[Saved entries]
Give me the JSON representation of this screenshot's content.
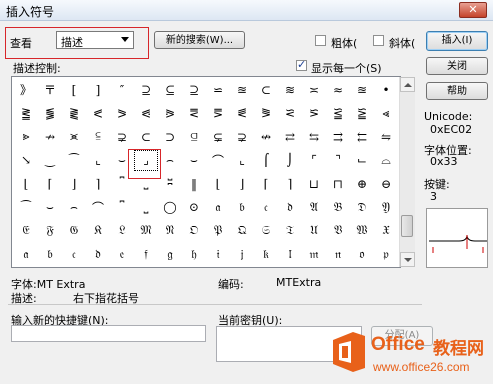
{
  "window": {
    "title": "插入符号",
    "close_icon": "close-x-icon"
  },
  "view": {
    "label": "查看",
    "selected": "描述"
  },
  "buttons": {
    "new_search": "新的搜索(W)...",
    "insert": "插入(I)",
    "close": "关闭",
    "help": "帮助",
    "assign": "分配(A)"
  },
  "options": {
    "bold_label": "粗体(",
    "bold_checked": false,
    "italic_label": "斜体(",
    "italic_checked": false,
    "show_each_label": "显示每一个(S)",
    "show_each_checked": true
  },
  "grid": {
    "label": "描述控制:",
    "cells": [
      [
        "》",
        "〒",
        "[",
        "]",
        "″",
        "⊇",
        "⊆",
        "⊇",
        "⋍",
        "≊",
        "⊂",
        "≋",
        "≍",
        "≈",
        "≊",
        "•"
      ],
      [
        "⪒",
        "⪓",
        "⪔",
        "⪕",
        "⪖",
        "⪗",
        "⪘",
        "⪙",
        "⪚",
        "⪛",
        "⪜",
        "⪝",
        "⪞",
        "⪟",
        "⪠",
        "⪡"
      ],
      [
        "⪢",
        "↛",
        "⪤",
        "⫅",
        "⊋",
        "⊂",
        "⊃",
        "⫑",
        "⊊",
        "⊋",
        "↮",
        "⇄",
        "⇆",
        "⇉",
        "⇇",
        "⇋"
      ],
      [
        "↘",
        "‿",
        "⁀",
        "⌞",
        "⌣",
        "⌟",
        "⌢",
        "⌣",
        "⌒",
        "⌞",
        "⌠",
        "⌡",
        "⌜",
        "⌝",
        "⌙",
        "⌓"
      ],
      [
        "⌊",
        "⌈",
        "⌋",
        "⌉",
        "⎴",
        "⎵",
        "⎶",
        "‖",
        "⌊",
        "⌋",
        "⌈",
        "⌉",
        "⊔",
        "⊓",
        "⊕",
        "⊖"
      ],
      [
        "⁀",
        "⌣",
        "⌢",
        "⌒",
        "⎴",
        "⎵",
        "◯",
        "⊙",
        "𝔞",
        "𝔟",
        "𝔠",
        "𝔡",
        "𝔄",
        "𝔅",
        "𝔇",
        "𝔜"
      ],
      [
        "𝔈",
        "𝔉",
        "𝔊",
        "𝔎",
        "𝔏",
        "𝔐",
        "𝔑",
        "𝔒",
        "𝔓",
        "𝔔",
        "𝔖",
        "𝔗",
        "𝔘",
        "𝔙",
        "𝔚",
        "𝔛"
      ],
      [
        "𝔞",
        "𝔟",
        "𝔠",
        "𝔡",
        "𝔢",
        "𝔣",
        "𝔤",
        "𝔥",
        "𝔦",
        "𝔧",
        "𝔨",
        "𝔩",
        "𝔪",
        "𝔫",
        "𝔬",
        "𝔭"
      ]
    ],
    "selected_row": 3,
    "selected_col": 5
  },
  "info": {
    "unicode_label": "Unicode:",
    "unicode_value": "0xEC02",
    "char_pos_label": "字体位置:",
    "char_pos_value": "0x33",
    "keystroke_label": "按键:",
    "keystroke_value": "3"
  },
  "details": {
    "font_label": "字体:MT Extra",
    "encoding_label": "编码:",
    "encoding_value": "MTExtra",
    "desc_label": "描述:",
    "desc_value": "右下指花括号"
  },
  "shortcut": {
    "new_label": "输入新的快捷键(N):",
    "current_label": "当前密钥(U):",
    "new_value": "",
    "current_value": ""
  },
  "watermark": {
    "brand_a": "Office",
    "brand_b": "教程网",
    "url": "www.office26.com",
    "brand_color": "#e8611a"
  }
}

■ The problem
Repeat the records above exactly, omitting every picture.

■ Full response
Give me the JSON representation of this screenshot's content.
{
  "window": {
    "title": "插入符号",
    "close_icon": "close-x-icon"
  },
  "view": {
    "label": "查看",
    "selected": "描述"
  },
  "buttons": {
    "new_search": "新的搜索(W)...",
    "insert": "插入(I)",
    "close": "关闭",
    "help": "帮助",
    "assign": "分配(A)"
  },
  "options": {
    "bold_label": "粗体(",
    "bold_checked": false,
    "italic_label": "斜体(",
    "italic_checked": false,
    "show_each_label": "显示每一个(S)",
    "show_each_checked": true
  },
  "grid": {
    "label": "描述控制:",
    "cells": [
      [
        "》",
        "〒",
        "[",
        "]",
        "″",
        "⊇",
        "⊆",
        "⊇",
        "⋍",
        "≊",
        "⊂",
        "≋",
        "≍",
        "≈",
        "≊",
        "•"
      ],
      [
        "⪒",
        "⪓",
        "⪔",
        "⪕",
        "⪖",
        "⪗",
        "⪘",
        "⪙",
        "⪚",
        "⪛",
        "⪜",
        "⪝",
        "⪞",
        "⪟",
        "⪠",
        "⪡"
      ],
      [
        "⪢",
        "↛",
        "⪤",
        "⫅",
        "⊋",
        "⊂",
        "⊃",
        "⫑",
        "⊊",
        "⊋",
        "↮",
        "⇄",
        "⇆",
        "⇉",
        "⇇",
        "⇋"
      ],
      [
        "↘",
        "‿",
        "⁀",
        "⌞",
        "⌣",
        "⌟",
        "⌢",
        "⌣",
        "⌒",
        "⌞",
        "⌠",
        "⌡",
        "⌜",
        "⌝",
        "⌙",
        "⌓"
      ],
      [
        "⌊",
        "⌈",
        "⌋",
        "⌉",
        "⎴",
        "⎵",
        "⎶",
        "‖",
        "⌊",
        "⌋",
        "⌈",
        "⌉",
        "⊔",
        "⊓",
        "⊕",
        "⊖"
      ],
      [
        "⁀",
        "⌣",
        "⌢",
        "⌒",
        "⎴",
        "⎵",
        "◯",
        "⊙",
        "𝔞",
        "𝔟",
        "𝔠",
        "𝔡",
        "𝔄",
        "𝔅",
        "𝔇",
        "𝔜"
      ],
      [
        "𝔈",
        "𝔉",
        "𝔊",
        "𝔎",
        "𝔏",
        "𝔐",
        "𝔑",
        "𝔒",
        "𝔓",
        "𝔔",
        "𝔖",
        "𝔗",
        "𝔘",
        "𝔙",
        "𝔚",
        "𝔛"
      ],
      [
        "𝔞",
        "𝔟",
        "𝔠",
        "𝔡",
        "𝔢",
        "𝔣",
        "𝔤",
        "𝔥",
        "𝔦",
        "𝔧",
        "𝔨",
        "𝔩",
        "𝔪",
        "𝔫",
        "𝔬",
        "𝔭"
      ]
    ],
    "selected_row": 3,
    "selected_col": 5
  },
  "info": {
    "unicode_label": "Unicode:",
    "unicode_value": "0xEC02",
    "char_pos_label": "字体位置:",
    "char_pos_value": "0x33",
    "keystroke_label": "按键:",
    "keystroke_value": "3"
  },
  "details": {
    "font_label": "字体:MT Extra",
    "encoding_label": "编码:",
    "encoding_value": "MTExtra",
    "desc_label": "描述:",
    "desc_value": "右下指花括号"
  },
  "shortcut": {
    "new_label": "输入新的快捷键(N):",
    "current_label": "当前密钥(U):",
    "new_value": "",
    "current_value": ""
  },
  "watermark": {
    "brand_a": "Office",
    "brand_b": "教程网",
    "url": "www.office26.com",
    "brand_color": "#e8611a"
  }
}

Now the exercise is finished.